# Aim:
How many lines in the items below contain the string "label"? Reply with the number alone.

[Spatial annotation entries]

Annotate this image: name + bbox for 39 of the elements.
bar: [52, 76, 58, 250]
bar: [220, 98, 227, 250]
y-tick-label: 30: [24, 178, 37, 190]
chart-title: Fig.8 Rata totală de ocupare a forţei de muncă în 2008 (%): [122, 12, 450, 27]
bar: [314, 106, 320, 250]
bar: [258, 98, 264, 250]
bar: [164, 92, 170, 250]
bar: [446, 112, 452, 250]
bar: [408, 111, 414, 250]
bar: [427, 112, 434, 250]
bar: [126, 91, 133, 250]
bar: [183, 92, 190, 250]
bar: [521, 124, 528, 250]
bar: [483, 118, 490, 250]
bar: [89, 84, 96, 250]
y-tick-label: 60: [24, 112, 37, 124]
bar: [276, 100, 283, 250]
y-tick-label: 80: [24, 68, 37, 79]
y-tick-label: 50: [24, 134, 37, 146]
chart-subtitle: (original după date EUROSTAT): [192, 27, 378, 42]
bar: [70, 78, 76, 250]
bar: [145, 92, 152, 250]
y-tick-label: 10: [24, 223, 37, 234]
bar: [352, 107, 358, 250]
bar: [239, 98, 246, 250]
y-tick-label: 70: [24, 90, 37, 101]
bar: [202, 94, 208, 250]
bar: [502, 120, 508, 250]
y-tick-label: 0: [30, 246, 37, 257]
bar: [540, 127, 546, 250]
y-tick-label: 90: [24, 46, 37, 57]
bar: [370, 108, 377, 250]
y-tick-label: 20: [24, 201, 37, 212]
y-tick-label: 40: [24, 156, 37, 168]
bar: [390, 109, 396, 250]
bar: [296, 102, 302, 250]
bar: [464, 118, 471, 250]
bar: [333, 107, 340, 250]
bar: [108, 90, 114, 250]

# Written solution:
10